◆ **REQUIREMENT**
Omit every picture and write out the rest of the records exactly.

(Source records)
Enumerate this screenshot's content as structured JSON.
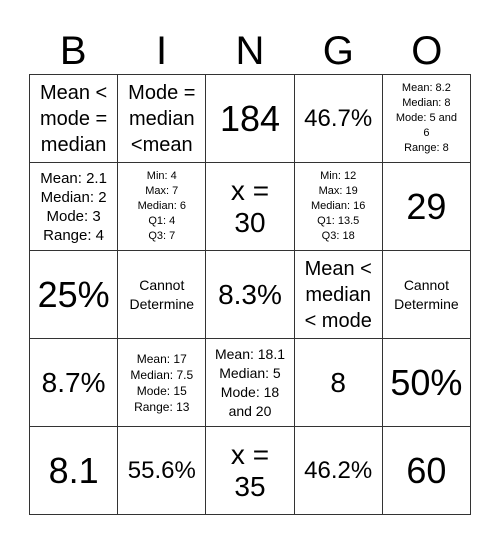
{
  "header": {
    "letters": [
      "B",
      "I",
      "N",
      "G",
      "O"
    ]
  },
  "board": {
    "rows": [
      [
        "Mean <\nmode =\nmedian",
        "Mode =\nmedian\n<mean",
        "184",
        "46.7%",
        "Mean: 8.2\nMedian: 8\nMode: 5 and\n6\nRange: 8"
      ],
      [
        "Mean: 2.1\nMedian: 2\nMode: 3\nRange: 4",
        "Min: 4\nMax: 7\nMedian: 6\nQ1: 4\nQ3: 7",
        "x =\n30",
        "Min: 12\nMax: 19\nMedian: 16\nQ1: 13.5\nQ3: 18",
        "29"
      ],
      [
        "25%",
        "Cannot\nDetermine",
        "8.3%",
        "Mean <\nmedian\n< mode",
        "Cannot\nDetermine"
      ],
      [
        "8.7%",
        "Mean: 17\nMedian: 7.5\nMode: 15\nRange: 13",
        "Mean: 18.1\nMedian: 5\nMode: 18\nand 20",
        "8",
        "50%"
      ],
      [
        "8.1",
        "55.6%",
        "x =\n35",
        "46.2%",
        "60"
      ]
    ]
  }
}
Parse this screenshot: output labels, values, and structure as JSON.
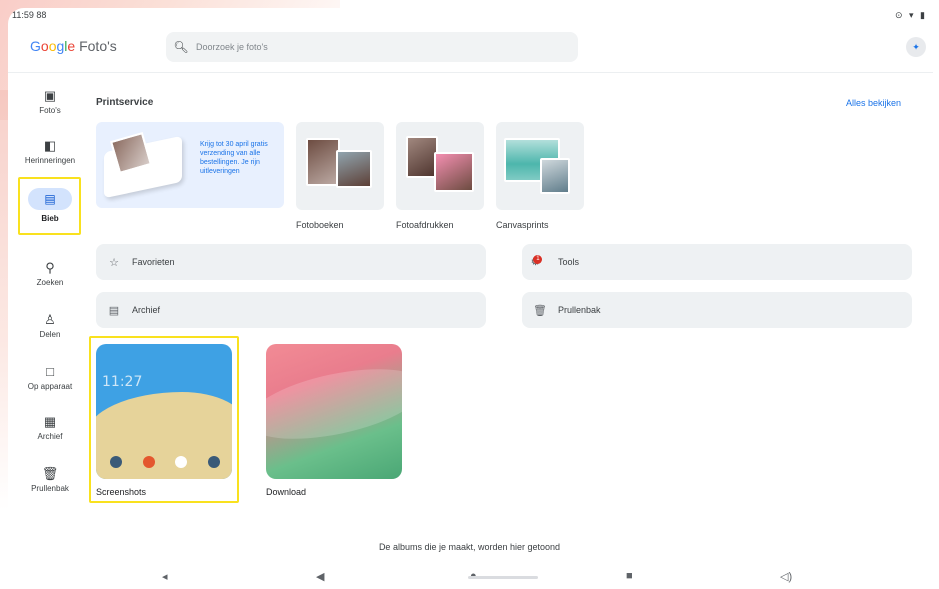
{
  "status": {
    "time": "11:59 88",
    "icons": "⊙ ▾ ▮"
  },
  "app": {
    "brand": "Google",
    "brand_suffix": " Foto's"
  },
  "search": {
    "placeholder": "Doorzoek je foto's"
  },
  "nav": {
    "items": [
      {
        "label": "Foto's",
        "icon": "photo-icon"
      },
      {
        "label": "Herinneringen",
        "icon": "memories-icon"
      },
      {
        "label": "Bieb",
        "icon": "library-icon",
        "active": true
      },
      {
        "label": "Zoeken",
        "icon": "search-icon"
      },
      {
        "label": "Delen",
        "icon": "share-icon"
      },
      {
        "label": "Op apparaat",
        "icon": "folder-icon"
      },
      {
        "label": "Archief",
        "icon": "archive-icon"
      },
      {
        "label": "Prullenbak",
        "icon": "trash-icon"
      }
    ]
  },
  "printservice": {
    "title": "Printservice",
    "see_all": "Alles bekijken",
    "promo_text": "Krijg tot 30 april gratis verzending van alle bestellingen. Je rijn uitleveringen",
    "products": [
      {
        "label": "Fotoboeken"
      },
      {
        "label": "Fotoafdrukken"
      },
      {
        "label": "Canvasprints"
      }
    ]
  },
  "quick": {
    "favorieten": "Favorieten",
    "tools": "Tools",
    "tools_badge": "1",
    "archief": "Archief",
    "prullenbak": "Prullenbak"
  },
  "albums": [
    {
      "label": "Screenshots",
      "clock": "11:27"
    },
    {
      "label": "Download"
    }
  ],
  "footer": {
    "note": "De albums die je maakt, worden hier getoond"
  },
  "colors": {
    "accent": "#1a73e8",
    "highlight": "#f9e11e"
  }
}
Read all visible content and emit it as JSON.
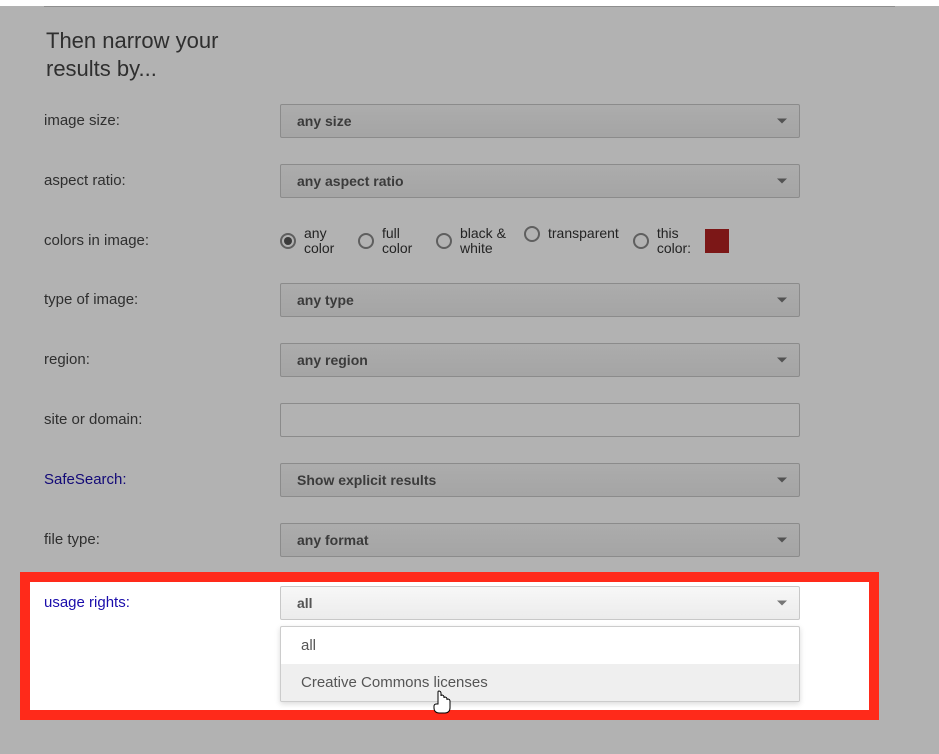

◆ **SOLUTION FOR THIS EXERCISE**
Enumerate this screenshot's content as structured JSON.
{
  "header": {
    "letters": [
      "B",
      "I",
      "N",
      "G",
      "O"
    ]
  },
  "board": {
    "rows": [
      [
        "Mean <\nmode =\nmedian",
        "Mode =\nmedian\n<mean",
        "184",
        "46.7%",
        "Mean: 8.2\nMedian: 8\nMode: 5 and\n6\nRange: 8"
      ],
      [
        "Mean: 2.1\nMedian: 2\nMode: 3\nRange: 4",
        "Min: 4\nMax: 7\nMedian: 6\nQ1: 4\nQ3: 7",
        "x =\n30",
        "Min: 12\nMax: 19\nMedian: 16\nQ1: 13.5\nQ3: 18",
        "29"
      ],
      [
        "25%",
        "Cannot\nDetermine",
        "8.3%",
        "Mean <\nmedian\n< mode",
        "Cannot\nDetermine"
      ],
      [
        "8.7%",
        "Mean: 17\nMedian: 7.5\nMode: 15\nRange: 13",
        "Mean: 18.1\nMedian: 5\nMode: 18\nand 20",
        "8",
        "50%"
      ],
      [
        "8.1",
        "55.6%",
        "x =\n35",
        "46.2%",
        "60"
      ]
    ]
  }
}
Parse this screenshot: output labels, values, and structure as JSON.
{
  "status": {
    "time": "11:59 88",
    "icons": "⊙ ▾ ▮"
  },
  "app": {
    "brand": "Google",
    "brand_suffix": " Foto's"
  },
  "search": {
    "placeholder": "Doorzoek je foto's"
  },
  "nav": {
    "items": [
      {
        "label": "Foto's",
        "icon": "photo-icon"
      },
      {
        "label": "Herinneringen",
        "icon": "memories-icon"
      },
      {
        "label": "Bieb",
        "icon": "library-icon",
        "active": true
      },
      {
        "label": "Zoeken",
        "icon": "search-icon"
      },
      {
        "label": "Delen",
        "icon": "share-icon"
      },
      {
        "label": "Op apparaat",
        "icon": "folder-icon"
      },
      {
        "label": "Archief",
        "icon": "archive-icon"
      },
      {
        "label": "Prullenbak",
        "icon": "trash-icon"
      }
    ]
  },
  "printservice": {
    "title": "Printservice",
    "see_all": "Alles bekijken",
    "promo_text": "Krijg tot 30 april gratis verzending van alle bestellingen. Je rijn uitleveringen",
    "products": [
      {
        "label": "Fotoboeken"
      },
      {
        "label": "Fotoafdrukken"
      },
      {
        "label": "Canvasprints"
      }
    ]
  },
  "quick": {
    "favorieten": "Favorieten",
    "tools": "Tools",
    "tools_badge": "1",
    "archief": "Archief",
    "prullenbak": "Prullenbak"
  },
  "albums": [
    {
      "label": "Screenshots",
      "clock": "11:27"
    },
    {
      "label": "Download"
    }
  ],
  "footer": {
    "note": "De albums die je maakt, worden hier getoond"
  },
  "colors": {
    "accent": "#1a73e8",
    "highlight": "#f9e11e"
  }
}
Read all visible content and emit it as JSON.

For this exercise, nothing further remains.